_Data listing_:

§ §

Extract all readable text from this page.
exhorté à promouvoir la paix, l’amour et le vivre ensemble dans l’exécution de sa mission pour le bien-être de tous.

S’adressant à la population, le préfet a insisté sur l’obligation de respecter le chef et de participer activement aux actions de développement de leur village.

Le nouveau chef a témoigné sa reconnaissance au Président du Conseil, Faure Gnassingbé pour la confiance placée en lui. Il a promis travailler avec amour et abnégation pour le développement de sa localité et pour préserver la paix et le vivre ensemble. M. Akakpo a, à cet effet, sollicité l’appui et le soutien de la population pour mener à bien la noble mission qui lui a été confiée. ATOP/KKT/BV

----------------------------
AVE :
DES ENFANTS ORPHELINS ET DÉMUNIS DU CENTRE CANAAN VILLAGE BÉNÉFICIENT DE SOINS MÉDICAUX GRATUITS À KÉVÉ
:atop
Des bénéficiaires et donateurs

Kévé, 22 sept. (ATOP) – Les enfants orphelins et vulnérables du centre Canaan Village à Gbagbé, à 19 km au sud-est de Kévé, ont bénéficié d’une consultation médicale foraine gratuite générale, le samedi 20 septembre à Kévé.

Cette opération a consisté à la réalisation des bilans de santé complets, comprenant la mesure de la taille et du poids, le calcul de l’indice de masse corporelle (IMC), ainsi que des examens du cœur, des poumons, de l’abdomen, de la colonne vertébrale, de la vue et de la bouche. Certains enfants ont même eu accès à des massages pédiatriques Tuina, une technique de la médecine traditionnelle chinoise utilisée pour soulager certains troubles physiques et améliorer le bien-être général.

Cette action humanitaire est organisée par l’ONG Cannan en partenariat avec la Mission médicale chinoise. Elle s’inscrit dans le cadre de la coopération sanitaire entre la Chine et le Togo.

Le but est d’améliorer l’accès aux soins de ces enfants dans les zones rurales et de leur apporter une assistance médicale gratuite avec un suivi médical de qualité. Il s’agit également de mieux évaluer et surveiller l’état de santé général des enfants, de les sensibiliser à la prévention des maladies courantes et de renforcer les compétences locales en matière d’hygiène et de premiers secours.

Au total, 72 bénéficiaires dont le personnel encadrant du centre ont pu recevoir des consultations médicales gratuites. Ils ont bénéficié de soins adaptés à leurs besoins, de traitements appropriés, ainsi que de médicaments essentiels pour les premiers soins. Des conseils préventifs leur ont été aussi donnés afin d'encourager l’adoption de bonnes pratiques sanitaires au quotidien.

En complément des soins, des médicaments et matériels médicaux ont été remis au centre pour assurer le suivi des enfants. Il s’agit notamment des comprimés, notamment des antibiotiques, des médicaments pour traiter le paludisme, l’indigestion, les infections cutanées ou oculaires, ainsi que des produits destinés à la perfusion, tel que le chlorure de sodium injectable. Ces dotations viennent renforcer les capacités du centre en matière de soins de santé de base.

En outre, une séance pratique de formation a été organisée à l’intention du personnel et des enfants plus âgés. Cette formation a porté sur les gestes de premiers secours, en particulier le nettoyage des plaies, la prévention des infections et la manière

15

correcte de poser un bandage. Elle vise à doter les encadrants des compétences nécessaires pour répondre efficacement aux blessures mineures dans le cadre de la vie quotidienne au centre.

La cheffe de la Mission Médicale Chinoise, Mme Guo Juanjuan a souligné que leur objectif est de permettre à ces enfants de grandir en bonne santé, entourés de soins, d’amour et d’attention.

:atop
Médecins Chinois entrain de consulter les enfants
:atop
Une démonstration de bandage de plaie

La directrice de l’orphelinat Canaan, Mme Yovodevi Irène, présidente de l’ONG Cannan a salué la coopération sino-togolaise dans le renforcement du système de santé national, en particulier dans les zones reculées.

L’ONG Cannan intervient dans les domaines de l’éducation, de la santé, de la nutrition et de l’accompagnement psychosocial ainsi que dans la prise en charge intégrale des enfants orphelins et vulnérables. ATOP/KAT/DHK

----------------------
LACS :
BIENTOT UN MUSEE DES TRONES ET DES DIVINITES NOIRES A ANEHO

§ §

_Your task_: Transcribe every entry word for word.

_Answer to this task_:
Extract all readable text from this page.
exhorté à promouvoir la paix, l’amour et le vivre ensemble dans l’exécution de sa mission pour le bien-être de tous.

S’adressant à la population, le préfet a insisté sur l’obligation de respecter le chef et de participer activement aux actions de développement de leur village.

Le nouveau chef a témoigné sa reconnaissance au Président du Conseil, Faure Gnassingbé pour la confiance placée en lui. Il a promis travailler avec amour et abnégation pour le développement de sa localité et pour préserver la paix et le vivre ensemble. M. Akakpo a, à cet effet, sollicité l’appui et le soutien de la population pour mener à bien la noble mission qui lui a été confiée. ATOP/KKT/BV

----------------------------
AVE :
DES ENFANTS ORPHELINS ET DÉMUNIS DU CENTRE CANAAN VILLAGE BÉNÉFICIENT DE SOINS MÉDICAUX GRATUITS À KÉVÉ
:atop
Des bénéficiaires et donateurs

Kévé, 22 sept. (ATOP) – Les enfants orphelins et vulnérables du centre Canaan Village à Gbagbé, à 19 km au sud-est de Kévé, ont bénéficié d’une consultation médicale foraine gratuite générale, le samedi 20 septembre à Kévé.

Cette opération a consisté à la réalisation des bilans de santé complets, comprenant la mesure de la taille et du poids, le calcul de l’indice de masse corporelle (IMC), ainsi que des examens du cœur, des poumons, de l’abdomen, de la colonne vertébrale, de la vue et de la bouche. Certains enfants ont même eu accès à des massages pédiatriques Tuina, une technique de la médecine traditionnelle chinoise utilisée pour soulager certains troubles physiques et améliorer le bien-être général.

Cette action humanitaire est organisée par l’ONG Cannan en partenariat avec la Mission médicale chinoise. Elle s’inscrit dans le cadre de la coopération sanitaire entre la Chine et le Togo.

Le but est d’améliorer l’accès aux soins de ces enfants dans les zones rurales et de leur apporter une assistance médicale gratuite avec un suivi médical de qualité. Il s’agit également de mieux évaluer et surveiller l’état de santé général des enfants, de les sensibiliser à la prévention des maladies courantes et de renforcer les compétences locales en matière d’hygiène et de premiers secours.

Au total, 72 bénéficiaires dont le personnel encadrant du centre ont pu recevoir des consultations médicales gratuites. Ils ont bénéficié de soins adaptés à leurs besoins, de traitements appropriés, ainsi que de médicaments essentiels pour les premiers soins. Des conseils préventifs leur ont été aussi donnés afin d'encourager l’adoption de bonnes pratiques sanitaires au quotidien.

En complément des soins, des médicaments et matériels médicaux ont été remis au centre pour assurer le suivi des enfants. Il s’agit notamment des comprimés, notamment des antibiotiques, des médicaments pour traiter le paludisme, l’indigestion, les infections cutanées ou oculaires, ainsi que des produits destinés à la perfusion, tel que le chlorure de sodium injectable. Ces dotations viennent renforcer les capacités du centre en matière de soins de santé de base.

En outre, une séance pratique de formation a été organisée à l’intention du personnel et des enfants plus âgés. Cette formation a porté sur les gestes de premiers secours, en particulier le nettoyage des plaies, la prévention des infections et la manière

15

correcte de poser un bandage. Elle vise à doter les encadrants des compétences nécessaires pour répondre efficacement aux blessures mineures dans le cadre de la vie quotidienne au centre.

La cheffe de la Mission Médicale Chinoise, Mme Guo Juanjuan a souligné que leur objectif est de permettre à ces enfants de grandir en bonne santé, entourés de soins, d’amour et d’attention.

:atop
Médecins Chinois entrain de consulter les enfants
:atop
Une démonstration de bandage de plaie

La directrice de l’orphelinat Canaan, Mme Yovodevi Irène, présidente de l’ONG Cannan a salué la coopération sino-togolaise dans le renforcement du système de santé national, en particulier dans les zones reculées.

L’ONG Cannan intervient dans les domaines de l’éducation, de la santé, de la nutrition et de l’accompagnement psychosocial ainsi que dans la prise en charge intégrale des enfants orphelins et vulnérables. ATOP/KAT/DHK

----------------------
LACS :
BIENTOT UN MUSEE DES TRONES ET DES DIVINITES NOIRES A ANEHO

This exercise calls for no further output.